SOURCE DATA:
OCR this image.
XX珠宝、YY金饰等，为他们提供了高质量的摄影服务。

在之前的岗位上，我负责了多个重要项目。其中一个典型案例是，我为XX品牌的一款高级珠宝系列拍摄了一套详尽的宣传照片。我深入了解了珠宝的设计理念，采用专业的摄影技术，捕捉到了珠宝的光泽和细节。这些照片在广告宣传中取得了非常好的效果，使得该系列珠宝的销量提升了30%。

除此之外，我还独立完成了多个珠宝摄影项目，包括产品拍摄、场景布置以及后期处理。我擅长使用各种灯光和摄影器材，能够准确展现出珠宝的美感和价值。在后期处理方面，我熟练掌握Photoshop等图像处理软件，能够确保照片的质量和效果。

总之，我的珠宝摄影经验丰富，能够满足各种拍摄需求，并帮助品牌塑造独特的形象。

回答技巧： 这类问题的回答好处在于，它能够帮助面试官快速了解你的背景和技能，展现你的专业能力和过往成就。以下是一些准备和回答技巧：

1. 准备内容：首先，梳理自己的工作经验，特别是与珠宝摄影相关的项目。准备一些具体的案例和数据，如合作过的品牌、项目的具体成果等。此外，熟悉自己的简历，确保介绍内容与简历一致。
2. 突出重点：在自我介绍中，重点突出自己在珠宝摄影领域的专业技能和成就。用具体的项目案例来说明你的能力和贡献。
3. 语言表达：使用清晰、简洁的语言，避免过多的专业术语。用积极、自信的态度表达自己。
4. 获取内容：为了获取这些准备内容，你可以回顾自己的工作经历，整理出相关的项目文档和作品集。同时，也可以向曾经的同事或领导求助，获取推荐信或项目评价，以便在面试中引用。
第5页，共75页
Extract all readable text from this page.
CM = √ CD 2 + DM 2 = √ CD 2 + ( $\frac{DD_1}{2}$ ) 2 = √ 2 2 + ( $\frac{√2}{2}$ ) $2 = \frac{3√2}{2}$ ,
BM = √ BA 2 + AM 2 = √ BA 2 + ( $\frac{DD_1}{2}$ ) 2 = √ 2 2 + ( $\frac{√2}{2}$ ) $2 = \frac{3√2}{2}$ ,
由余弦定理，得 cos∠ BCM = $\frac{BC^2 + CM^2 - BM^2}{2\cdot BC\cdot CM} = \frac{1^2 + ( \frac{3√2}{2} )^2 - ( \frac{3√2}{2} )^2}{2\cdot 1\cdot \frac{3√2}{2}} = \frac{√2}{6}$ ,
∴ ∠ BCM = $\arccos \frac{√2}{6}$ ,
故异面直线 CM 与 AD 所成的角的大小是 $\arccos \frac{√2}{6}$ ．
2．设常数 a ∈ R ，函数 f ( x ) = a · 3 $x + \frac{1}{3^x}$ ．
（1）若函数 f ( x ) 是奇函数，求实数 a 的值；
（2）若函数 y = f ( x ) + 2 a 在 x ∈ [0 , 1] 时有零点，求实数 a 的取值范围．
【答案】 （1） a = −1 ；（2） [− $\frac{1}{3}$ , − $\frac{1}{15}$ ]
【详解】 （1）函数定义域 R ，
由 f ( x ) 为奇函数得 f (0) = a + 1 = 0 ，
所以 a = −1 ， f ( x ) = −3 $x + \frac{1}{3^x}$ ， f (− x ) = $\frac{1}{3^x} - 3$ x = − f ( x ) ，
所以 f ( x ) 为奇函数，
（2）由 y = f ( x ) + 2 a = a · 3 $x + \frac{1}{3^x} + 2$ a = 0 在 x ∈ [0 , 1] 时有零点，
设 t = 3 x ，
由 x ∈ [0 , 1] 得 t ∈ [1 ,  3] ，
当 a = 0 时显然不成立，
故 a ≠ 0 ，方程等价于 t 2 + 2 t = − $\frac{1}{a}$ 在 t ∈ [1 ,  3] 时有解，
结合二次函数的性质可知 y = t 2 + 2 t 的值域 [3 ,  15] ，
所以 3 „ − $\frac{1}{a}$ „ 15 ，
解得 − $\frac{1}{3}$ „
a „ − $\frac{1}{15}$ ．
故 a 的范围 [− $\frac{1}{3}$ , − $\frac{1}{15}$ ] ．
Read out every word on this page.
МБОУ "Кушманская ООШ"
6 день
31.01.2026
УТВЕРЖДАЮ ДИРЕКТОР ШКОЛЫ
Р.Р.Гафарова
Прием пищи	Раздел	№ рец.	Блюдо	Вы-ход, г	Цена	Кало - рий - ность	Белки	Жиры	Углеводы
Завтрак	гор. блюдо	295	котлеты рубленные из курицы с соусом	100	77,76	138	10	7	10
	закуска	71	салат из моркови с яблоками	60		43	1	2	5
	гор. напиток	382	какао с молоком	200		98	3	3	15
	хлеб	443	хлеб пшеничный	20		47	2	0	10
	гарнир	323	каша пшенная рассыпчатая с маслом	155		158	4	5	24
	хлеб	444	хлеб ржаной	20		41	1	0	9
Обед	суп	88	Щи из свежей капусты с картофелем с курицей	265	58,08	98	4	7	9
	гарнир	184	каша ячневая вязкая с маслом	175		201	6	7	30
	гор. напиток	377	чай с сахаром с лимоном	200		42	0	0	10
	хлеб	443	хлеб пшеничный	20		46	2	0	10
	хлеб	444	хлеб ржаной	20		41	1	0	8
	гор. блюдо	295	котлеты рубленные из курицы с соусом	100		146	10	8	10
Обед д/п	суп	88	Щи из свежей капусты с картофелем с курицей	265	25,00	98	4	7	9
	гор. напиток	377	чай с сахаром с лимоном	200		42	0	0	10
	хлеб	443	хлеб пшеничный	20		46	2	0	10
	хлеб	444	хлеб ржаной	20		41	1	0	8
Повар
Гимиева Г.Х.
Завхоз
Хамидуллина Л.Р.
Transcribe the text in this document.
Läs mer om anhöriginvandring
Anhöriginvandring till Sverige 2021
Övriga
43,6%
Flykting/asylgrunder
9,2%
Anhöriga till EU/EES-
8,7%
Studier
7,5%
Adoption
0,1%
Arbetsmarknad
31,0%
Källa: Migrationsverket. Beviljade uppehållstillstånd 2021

WHAT YOU WILL DO: Print every record above exactly as written.

COMPLETED EXERCISE:
OCR this image.
XX珠宝、YY金饰等，为他们提供了高质量的摄影服务。

在之前的岗位上，我负责了多个重要项目。其中一个典型案例是，我为XX品牌的一款高级珠宝系列拍摄了一套详尽的宣传照片。我深入了解了珠宝的设计理念，采用专业的摄影技术，捕捉到了珠宝的光泽和细节。这些照片在广告宣传中取得了非常好的效果，使得该系列珠宝的销量提升了30%。

除此之外，我还独立完成了多个珠宝摄影项目，包括产品拍摄、场景布置以及后期处理。我擅长使用各种灯光和摄影器材，能够准确展现出珠宝的美感和价值。在后期处理方面，我熟练掌握Photoshop等图像处理软件，能够确保照片的质量和效果。

总之，我的珠宝摄影经验丰富，能够满足各种拍摄需求，并帮助品牌塑造独特的形象。

回答技巧： 这类问题的回答好处在于，它能够帮助面试官快速了解你的背景和技能，展现你的专业能力和过往成就。以下是一些准备和回答技巧：

1. 准备内容：首先，梳理自己的工作经验，特别是与珠宝摄影相关的项目。准备一些具体的案例和数据，如合作过的品牌、项目的具体成果等。此外，熟悉自己的简历，确保介绍内容与简历一致。
2. 突出重点：在自我介绍中，重点突出自己在珠宝摄影领域的专业技能和成就。用具体的项目案例来说明你的能力和贡献。
3. 语言表达：使用清晰、简洁的语言，避免过多的专业术语。用积极、自信的态度表达自己。
4. 获取内容：为了获取这些准备内容，你可以回顾自己的工作经历，整理出相关的项目文档和作品集。同时，也可以向曾经的同事或领导求助，获取推荐信或项目评价，以便在面试中引用。
第5页，共75页
Extract all readable text from this page.
CM = √ CD 2 + DM 2 = √ CD 2 + ( $\frac{DD_1}{2}$ ) 2 = √ 2 2 + ( $\frac{√2}{2}$ ) $2 = \frac{3√2}{2}$ ,
BM = √ BA 2 + AM 2 = √ BA 2 + ( $\frac{DD_1}{2}$ ) 2 = √ 2 2 + ( $\frac{√2}{2}$ ) $2 = \frac{3√2}{2}$ ,
由余弦定理，得 cos∠ BCM = $\frac{BC^2 + CM^2 - BM^2}{2\cdot BC\cdot CM} = \frac{1^2 + ( \frac{3√2}{2} )^2 - ( \frac{3√2}{2} )^2}{2\cdot 1\cdot \frac{3√2}{2}} = \frac{√2}{6}$ ,
∴ ∠ BCM = $\arccos \frac{√2}{6}$ ,
故异面直线 CM 与 AD 所成的角的大小是 $\arccos \frac{√2}{6}$ ．
2．设常数 a ∈ R ，函数 f ( x ) = a · 3 $x + \frac{1}{3^x}$ ．
（1）若函数 f ( x ) 是奇函数，求实数 a 的值；
（2）若函数 y = f ( x ) + 2 a 在 x ∈ [0 , 1] 时有零点，求实数 a 的取值范围．
【答案】 （1） a = −1 ；（2） [− $\frac{1}{3}$ , − $\frac{1}{15}$ ]
【详解】 （1）函数定义域 R ，
由 f ( x ) 为奇函数得 f (0) = a + 1 = 0 ，
所以 a = −1 ， f ( x ) = −3 $x + \frac{1}{3^x}$ ， f (− x ) = $\frac{1}{3^x} - 3$ x = − f ( x ) ，
所以 f ( x ) 为奇函数，
（2）由 y = f ( x ) + 2 a = a · 3 $x + \frac{1}{3^x} + 2$ a = 0 在 x ∈ [0 , 1] 时有零点，
设 t = 3 x ，
由 x ∈ [0 , 1] 得 t ∈ [1 ,  3] ，
当 a = 0 时显然不成立，
故 a ≠ 0 ，方程等价于 t 2 + 2 t = − $\frac{1}{a}$ 在 t ∈ [1 ,  3] 时有解，
结合二次函数的性质可知 y = t 2 + 2 t 的值域 [3 ,  15] ，
所以 3 „ − $\frac{1}{a}$ „ 15 ，
解得 − $\frac{1}{3}$ „
a „ − $\frac{1}{15}$ ．
故 a 的范围 [− $\frac{1}{3}$ , − $\frac{1}{15}$ ] ．
Read out every word on this page.
МБОУ "Кушманская ООШ"
6 день
31.01.2026
УТВЕРЖДАЮ ДИРЕКТОР ШКОЛЫ
Р.Р.Гафарова
Прием пищи	Раздел	№ рец.	Блюдо	Вы-ход, г	Цена	Кало - рий - ность	Белки	Жиры	Углеводы
Завтрак	гор. блюдо	295	котлеты рубленные из курицы с соусом	100	77,76	138	10	7	10
	закуска	71	салат из моркови с яблоками	60		43	1	2	5
	гор. напиток	382	какао с молоком	200		98	3	3	15
	хлеб	443	хлеб пшеничный	20		47	2	0	10
	гарнир	323	каша пшенная рассыпчатая с маслом	155		158	4	5	24
	хлеб	444	хлеб ржаной	20		41	1	0	9
Обед	суп	88	Щи из свежей капусты с картофелем с курицей	265	58,08	98	4	7	9
	гарнир	184	каша ячневая вязкая с маслом	175		201	6	7	30
	гор. напиток	377	чай с сахаром с лимоном	200		42	0	0	10
	хлеб	443	хлеб пшеничный	20		46	2	0	10
	хлеб	444	хлеб ржаной	20		41	1	0	8
	гор. блюдо	295	котлеты рубленные из курицы с соусом	100		146	10	8	10
Обед д/п	суп	88	Щи из свежей капусты с картофелем с курицей	265	25,00	98	4	7	9
	гор. напиток	377	чай с сахаром с лимоном	200		42	0	0	10
	хлеб	443	хлеб пшеничный	20		46	2	0	10
	хлеб	444	хлеб ржаной	20		41	1	0	8
Повар
Гимиева Г.Х.
Завхоз
Хамидуллина Л.Р.
Transcribe the text in this document.
Läs mer om anhöriginvandring
Anhöriginvandring till Sverige 2021
Övriga
43,6%
Flykting/asylgrunder
9,2%
Anhöriga till EU/EES-
8,7%
Studier
7,5%
Adoption
0,1%
Arbetsmarknad
31,0%
Källa: Migrationsverket. Beviljade uppehållstillstånd 2021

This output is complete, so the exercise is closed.